## The exercise
Give back exactly the lines running from the line with "Output the text content of this document." to the end of the entries, and only those lines.

Dataset items:
-=-=-=-=-

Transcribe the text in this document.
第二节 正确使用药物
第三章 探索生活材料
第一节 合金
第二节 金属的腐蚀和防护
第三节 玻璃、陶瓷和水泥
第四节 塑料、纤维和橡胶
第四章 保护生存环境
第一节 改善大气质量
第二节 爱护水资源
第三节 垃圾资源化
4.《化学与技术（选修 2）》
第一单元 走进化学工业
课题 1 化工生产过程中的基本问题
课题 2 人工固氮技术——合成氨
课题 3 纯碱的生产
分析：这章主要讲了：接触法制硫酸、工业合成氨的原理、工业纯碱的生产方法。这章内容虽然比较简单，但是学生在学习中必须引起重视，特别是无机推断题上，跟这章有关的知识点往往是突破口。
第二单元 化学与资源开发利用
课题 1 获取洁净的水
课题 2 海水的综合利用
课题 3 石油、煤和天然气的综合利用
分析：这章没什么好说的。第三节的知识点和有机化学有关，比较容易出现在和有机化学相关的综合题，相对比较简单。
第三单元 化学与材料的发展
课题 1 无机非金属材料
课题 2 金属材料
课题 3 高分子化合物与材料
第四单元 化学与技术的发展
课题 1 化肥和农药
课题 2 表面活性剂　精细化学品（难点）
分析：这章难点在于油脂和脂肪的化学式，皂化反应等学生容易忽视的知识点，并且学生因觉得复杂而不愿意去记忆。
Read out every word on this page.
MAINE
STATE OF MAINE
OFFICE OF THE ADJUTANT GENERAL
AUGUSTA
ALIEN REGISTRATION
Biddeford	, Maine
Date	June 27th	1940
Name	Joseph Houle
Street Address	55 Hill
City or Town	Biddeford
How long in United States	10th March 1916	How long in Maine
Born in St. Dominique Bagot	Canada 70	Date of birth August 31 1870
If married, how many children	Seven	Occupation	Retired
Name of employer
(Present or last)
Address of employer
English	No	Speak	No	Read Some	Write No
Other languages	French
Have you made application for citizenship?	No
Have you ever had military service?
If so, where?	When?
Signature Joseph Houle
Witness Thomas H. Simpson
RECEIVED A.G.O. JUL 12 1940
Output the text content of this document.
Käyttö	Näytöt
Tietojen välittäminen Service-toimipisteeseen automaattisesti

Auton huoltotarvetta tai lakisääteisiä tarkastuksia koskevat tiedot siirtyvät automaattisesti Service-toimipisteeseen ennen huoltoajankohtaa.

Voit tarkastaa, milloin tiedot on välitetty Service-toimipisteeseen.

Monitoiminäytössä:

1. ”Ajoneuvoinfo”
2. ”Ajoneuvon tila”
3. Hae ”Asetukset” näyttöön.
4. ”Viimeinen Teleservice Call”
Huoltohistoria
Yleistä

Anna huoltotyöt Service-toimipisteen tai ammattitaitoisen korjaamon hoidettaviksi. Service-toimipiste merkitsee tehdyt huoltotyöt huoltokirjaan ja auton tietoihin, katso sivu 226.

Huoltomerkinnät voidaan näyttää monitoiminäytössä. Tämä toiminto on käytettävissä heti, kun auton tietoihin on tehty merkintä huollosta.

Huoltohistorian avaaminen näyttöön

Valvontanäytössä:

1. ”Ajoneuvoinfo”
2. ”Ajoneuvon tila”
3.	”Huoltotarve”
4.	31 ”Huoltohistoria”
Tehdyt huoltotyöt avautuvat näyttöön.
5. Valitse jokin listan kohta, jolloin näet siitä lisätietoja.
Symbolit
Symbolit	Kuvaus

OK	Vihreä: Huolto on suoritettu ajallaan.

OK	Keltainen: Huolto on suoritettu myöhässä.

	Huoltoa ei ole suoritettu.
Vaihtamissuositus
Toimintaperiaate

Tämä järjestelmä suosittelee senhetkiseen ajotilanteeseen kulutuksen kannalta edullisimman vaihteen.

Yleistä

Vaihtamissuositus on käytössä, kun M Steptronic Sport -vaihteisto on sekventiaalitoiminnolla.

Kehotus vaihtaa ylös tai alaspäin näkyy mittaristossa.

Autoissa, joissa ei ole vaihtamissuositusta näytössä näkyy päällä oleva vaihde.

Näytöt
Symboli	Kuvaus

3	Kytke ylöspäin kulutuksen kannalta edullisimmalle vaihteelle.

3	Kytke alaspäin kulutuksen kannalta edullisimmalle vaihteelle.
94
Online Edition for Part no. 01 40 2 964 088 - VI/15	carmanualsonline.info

-=-=-=-=-

## Result
Output the text content of this document.
Käyttö	Näytöt
Tietojen välittäminen Service-toimipisteeseen automaattisesti

Auton huoltotarvetta tai lakisääteisiä tarkastuksia koskevat tiedot siirtyvät automaattisesti Service-toimipisteeseen ennen huoltoajankohtaa.

Voit tarkastaa, milloin tiedot on välitetty Service-toimipisteeseen.

Monitoiminäytössä:

1. ”Ajoneuvoinfo”
2. ”Ajoneuvon tila”
3. Hae ”Asetukset” näyttöön.
4. ”Viimeinen Teleservice Call”
Huoltohistoria
Yleistä

Anna huoltotyöt Service-toimipisteen tai ammattitaitoisen korjaamon hoidettaviksi. Service-toimipiste merkitsee tehdyt huoltotyöt huoltokirjaan ja auton tietoihin, katso sivu 226.

Huoltomerkinnät voidaan näyttää monitoiminäytössä. Tämä toiminto on käytettävissä heti, kun auton tietoihin on tehty merkintä huollosta.

Huoltohistorian avaaminen näyttöön

Valvontanäytössä:

1. ”Ajoneuvoinfo”
2. ”Ajoneuvon tila”
3.	”Huoltotarve”
4.	31 ”Huoltohistoria”
Tehdyt huoltotyöt avautuvat näyttöön.
5. Valitse jokin listan kohta, jolloin näet siitä lisätietoja.
Symbolit
Symbolit	Kuvaus

OK	Vihreä: Huolto on suoritettu ajallaan.

OK	Keltainen: Huolto on suoritettu myöhässä.

	Huoltoa ei ole suoritettu.
Vaihtamissuositus
Toimintaperiaate

Tämä järjestelmä suosittelee senhetkiseen ajotilanteeseen kulutuksen kannalta edullisimman vaihteen.

Yleistä

Vaihtamissuositus on käytössä, kun M Steptronic Sport -vaihteisto on sekventiaalitoiminnolla.

Kehotus vaihtaa ylös tai alaspäin näkyy mittaristossa.

Autoissa, joissa ei ole vaihtamissuositusta näytössä näkyy päällä oleva vaihde.

Näytöt
Symboli	Kuvaus

3	Kytke ylöspäin kulutuksen kannalta edullisimmalle vaihteelle.

3	Kytke alaspäin kulutuksen kannalta edullisimmalle vaihteelle.
94
Online Edition for Part no. 01 40 2 964 088 - VI/15	carmanualsonline.info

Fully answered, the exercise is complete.